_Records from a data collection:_
★ ★ ★ ★
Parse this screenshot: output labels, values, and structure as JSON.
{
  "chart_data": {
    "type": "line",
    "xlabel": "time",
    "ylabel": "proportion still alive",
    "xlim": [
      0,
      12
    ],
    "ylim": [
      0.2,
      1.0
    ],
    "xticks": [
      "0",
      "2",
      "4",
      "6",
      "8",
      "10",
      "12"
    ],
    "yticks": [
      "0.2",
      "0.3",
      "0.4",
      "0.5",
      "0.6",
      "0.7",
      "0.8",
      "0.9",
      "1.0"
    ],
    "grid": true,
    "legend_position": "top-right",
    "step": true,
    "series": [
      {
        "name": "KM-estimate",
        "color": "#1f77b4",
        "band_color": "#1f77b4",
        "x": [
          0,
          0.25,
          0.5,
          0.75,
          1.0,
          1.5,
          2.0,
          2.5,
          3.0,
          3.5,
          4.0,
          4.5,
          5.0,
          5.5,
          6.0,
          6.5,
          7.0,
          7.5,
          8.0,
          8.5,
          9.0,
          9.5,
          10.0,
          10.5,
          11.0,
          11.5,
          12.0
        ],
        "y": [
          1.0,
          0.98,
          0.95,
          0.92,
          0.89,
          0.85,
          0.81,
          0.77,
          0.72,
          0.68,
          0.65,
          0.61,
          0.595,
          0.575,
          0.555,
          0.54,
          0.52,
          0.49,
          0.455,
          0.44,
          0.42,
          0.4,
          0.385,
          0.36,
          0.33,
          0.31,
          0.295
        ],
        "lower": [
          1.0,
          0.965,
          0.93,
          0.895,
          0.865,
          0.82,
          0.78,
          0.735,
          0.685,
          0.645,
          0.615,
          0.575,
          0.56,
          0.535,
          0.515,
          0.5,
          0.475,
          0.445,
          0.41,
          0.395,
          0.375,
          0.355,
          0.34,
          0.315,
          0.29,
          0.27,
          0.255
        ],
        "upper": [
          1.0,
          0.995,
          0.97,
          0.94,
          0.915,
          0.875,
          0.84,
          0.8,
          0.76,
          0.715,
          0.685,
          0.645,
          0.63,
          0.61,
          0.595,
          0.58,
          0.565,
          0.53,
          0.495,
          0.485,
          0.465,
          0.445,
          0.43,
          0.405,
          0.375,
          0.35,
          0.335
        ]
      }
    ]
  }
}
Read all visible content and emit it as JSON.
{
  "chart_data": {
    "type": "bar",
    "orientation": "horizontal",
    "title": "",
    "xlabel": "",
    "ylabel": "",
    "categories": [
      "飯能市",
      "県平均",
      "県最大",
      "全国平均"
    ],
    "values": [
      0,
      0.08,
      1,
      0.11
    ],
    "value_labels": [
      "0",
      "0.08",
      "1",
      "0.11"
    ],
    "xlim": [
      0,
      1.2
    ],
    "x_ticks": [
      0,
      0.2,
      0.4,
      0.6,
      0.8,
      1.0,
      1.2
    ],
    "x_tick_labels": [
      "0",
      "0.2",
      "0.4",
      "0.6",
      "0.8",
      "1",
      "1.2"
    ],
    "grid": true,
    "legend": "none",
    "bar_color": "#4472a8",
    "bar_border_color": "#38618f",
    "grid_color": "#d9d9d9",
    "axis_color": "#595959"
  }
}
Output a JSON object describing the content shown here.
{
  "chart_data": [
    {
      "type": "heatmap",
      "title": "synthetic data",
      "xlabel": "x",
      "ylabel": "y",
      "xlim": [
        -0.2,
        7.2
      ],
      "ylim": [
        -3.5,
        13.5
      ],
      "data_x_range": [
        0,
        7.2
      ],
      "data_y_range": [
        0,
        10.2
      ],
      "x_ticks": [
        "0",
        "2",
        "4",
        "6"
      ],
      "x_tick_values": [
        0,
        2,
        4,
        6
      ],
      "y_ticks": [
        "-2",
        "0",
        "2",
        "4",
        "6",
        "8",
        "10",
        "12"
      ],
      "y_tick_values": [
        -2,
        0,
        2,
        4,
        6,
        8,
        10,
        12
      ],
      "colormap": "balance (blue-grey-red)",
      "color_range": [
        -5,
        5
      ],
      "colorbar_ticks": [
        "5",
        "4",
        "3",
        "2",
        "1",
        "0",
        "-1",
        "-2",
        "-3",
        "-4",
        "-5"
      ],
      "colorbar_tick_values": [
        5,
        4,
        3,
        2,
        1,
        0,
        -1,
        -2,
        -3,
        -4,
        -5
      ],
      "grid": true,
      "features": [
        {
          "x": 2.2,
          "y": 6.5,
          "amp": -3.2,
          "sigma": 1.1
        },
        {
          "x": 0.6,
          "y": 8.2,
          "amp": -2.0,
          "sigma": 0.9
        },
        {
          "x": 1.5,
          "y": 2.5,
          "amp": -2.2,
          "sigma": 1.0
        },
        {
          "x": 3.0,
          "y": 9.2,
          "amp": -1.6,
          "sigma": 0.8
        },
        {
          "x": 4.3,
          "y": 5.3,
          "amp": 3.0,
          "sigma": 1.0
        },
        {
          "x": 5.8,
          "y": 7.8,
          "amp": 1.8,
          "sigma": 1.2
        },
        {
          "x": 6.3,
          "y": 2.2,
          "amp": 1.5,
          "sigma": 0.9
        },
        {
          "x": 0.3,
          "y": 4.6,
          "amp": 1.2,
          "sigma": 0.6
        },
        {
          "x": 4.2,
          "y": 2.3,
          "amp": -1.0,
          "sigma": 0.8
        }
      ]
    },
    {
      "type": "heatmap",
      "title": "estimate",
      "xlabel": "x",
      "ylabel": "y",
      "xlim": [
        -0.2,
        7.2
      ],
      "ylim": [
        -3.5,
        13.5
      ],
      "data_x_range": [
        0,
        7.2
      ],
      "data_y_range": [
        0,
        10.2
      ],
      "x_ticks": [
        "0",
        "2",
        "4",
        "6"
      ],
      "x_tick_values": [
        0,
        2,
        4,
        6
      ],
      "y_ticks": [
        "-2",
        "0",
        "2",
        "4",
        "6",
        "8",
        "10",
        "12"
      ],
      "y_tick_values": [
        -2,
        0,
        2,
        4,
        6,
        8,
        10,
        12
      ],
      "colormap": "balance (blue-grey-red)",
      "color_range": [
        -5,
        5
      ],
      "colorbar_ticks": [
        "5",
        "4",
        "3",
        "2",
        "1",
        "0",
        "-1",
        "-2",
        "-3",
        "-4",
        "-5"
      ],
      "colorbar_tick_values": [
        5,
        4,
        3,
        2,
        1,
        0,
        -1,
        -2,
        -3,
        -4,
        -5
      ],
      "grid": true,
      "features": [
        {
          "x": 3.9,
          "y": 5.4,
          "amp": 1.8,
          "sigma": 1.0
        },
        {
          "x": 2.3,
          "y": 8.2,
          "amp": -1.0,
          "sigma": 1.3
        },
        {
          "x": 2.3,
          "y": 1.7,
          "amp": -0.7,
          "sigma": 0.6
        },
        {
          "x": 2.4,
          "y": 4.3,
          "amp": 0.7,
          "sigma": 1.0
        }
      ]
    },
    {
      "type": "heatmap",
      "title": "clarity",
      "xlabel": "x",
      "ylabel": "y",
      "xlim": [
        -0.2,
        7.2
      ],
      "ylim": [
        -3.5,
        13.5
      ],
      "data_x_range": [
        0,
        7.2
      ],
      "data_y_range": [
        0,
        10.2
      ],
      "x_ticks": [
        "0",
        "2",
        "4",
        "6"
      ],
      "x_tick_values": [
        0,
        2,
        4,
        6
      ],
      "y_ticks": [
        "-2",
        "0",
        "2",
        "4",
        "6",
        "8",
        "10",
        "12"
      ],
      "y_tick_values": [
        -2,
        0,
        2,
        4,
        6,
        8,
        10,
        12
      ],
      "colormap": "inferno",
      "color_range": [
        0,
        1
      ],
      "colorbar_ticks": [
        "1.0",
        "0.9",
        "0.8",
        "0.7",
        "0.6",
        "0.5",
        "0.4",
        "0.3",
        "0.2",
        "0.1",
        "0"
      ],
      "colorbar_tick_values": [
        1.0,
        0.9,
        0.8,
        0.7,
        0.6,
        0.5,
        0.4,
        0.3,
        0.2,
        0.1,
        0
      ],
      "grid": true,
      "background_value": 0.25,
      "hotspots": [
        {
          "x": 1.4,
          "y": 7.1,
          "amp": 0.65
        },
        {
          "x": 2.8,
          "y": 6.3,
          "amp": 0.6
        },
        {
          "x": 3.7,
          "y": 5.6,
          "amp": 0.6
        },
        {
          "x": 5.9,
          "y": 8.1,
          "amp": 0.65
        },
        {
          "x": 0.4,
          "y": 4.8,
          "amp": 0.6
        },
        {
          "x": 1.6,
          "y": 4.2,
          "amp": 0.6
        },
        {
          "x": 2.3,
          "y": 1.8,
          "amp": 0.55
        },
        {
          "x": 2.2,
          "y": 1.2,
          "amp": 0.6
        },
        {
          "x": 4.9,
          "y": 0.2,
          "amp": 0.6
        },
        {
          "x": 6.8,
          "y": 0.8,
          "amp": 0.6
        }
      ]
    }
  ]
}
★ ★ ★ ★
_TASK DESCRIPTION:_ Identify every line above with the string "content" in it. Copy those lines.

_RESULT:_
Read all visible content and emit it as JSON.
Output a JSON object describing the content shown here.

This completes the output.